┌─ Provided data

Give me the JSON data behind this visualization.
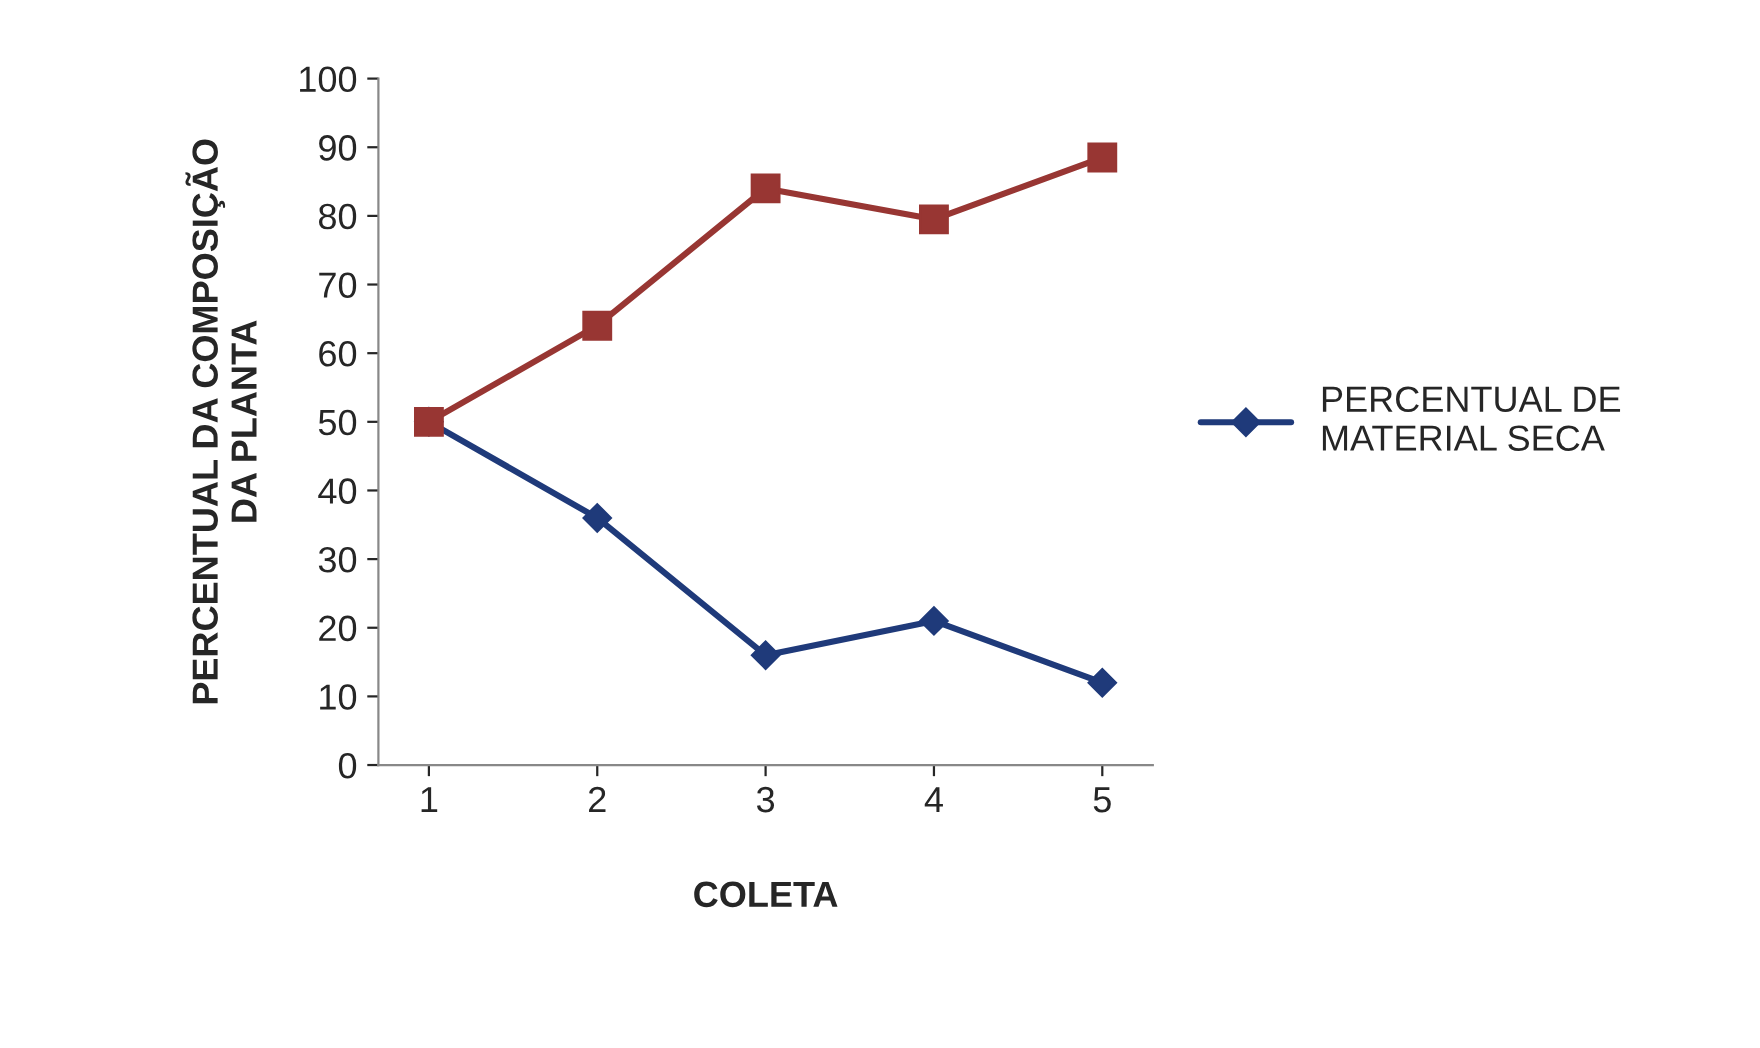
{
  "chart_data": {
    "type": "line",
    "xlabel": "COLETA",
    "ylabel": "PERCENTUAL DA COMPOSIÇÃO\nDA PLANTA",
    "categories": [
      "1",
      "2",
      "3",
      "4",
      "5"
    ],
    "series": [
      {
        "color": "#983633",
        "marker": "square",
        "values": [
          50,
          64,
          84,
          79.5,
          88.5
        ]
      },
      {
        "name": "PERCENTUAL DE\nMATERIAL SECA",
        "color": "#1f3a7a",
        "marker": "diamond",
        "values": [
          50,
          36,
          16,
          21,
          12
        ]
      }
    ],
    "ylim": [
      0,
      100
    ],
    "yticks": [
      0,
      10,
      20,
      30,
      40,
      50,
      60,
      70,
      80,
      90,
      100
    ],
    "grid": false,
    "legend": "right",
    "line_style": "solid"
  }
}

└─

▶ _Task details_: Pictures in the records above are left out; print everything else exactly as written.

▶ _Full answer_:
Give me the JSON data behind this visualization.
{
  "chart_data": {
    "type": "line",
    "xlabel": "COLETA",
    "ylabel": "PERCENTUAL DA COMPOSIÇÃO\nDA PLANTA",
    "categories": [
      "1",
      "2",
      "3",
      "4",
      "5"
    ],
    "series": [
      {
        "color": "#983633",
        "marker": "square",
        "values": [
          50,
          64,
          84,
          79.5,
          88.5
        ]
      },
      {
        "name": "PERCENTUAL DE\nMATERIAL SECA",
        "color": "#1f3a7a",
        "marker": "diamond",
        "values": [
          50,
          36,
          16,
          21,
          12
        ]
      }
    ],
    "ylim": [
      0,
      100
    ],
    "yticks": [
      0,
      10,
      20,
      30,
      40,
      50,
      60,
      70,
      80,
      90,
      100
    ],
    "grid": false,
    "legend": "right",
    "line_style": "solid"
  }
}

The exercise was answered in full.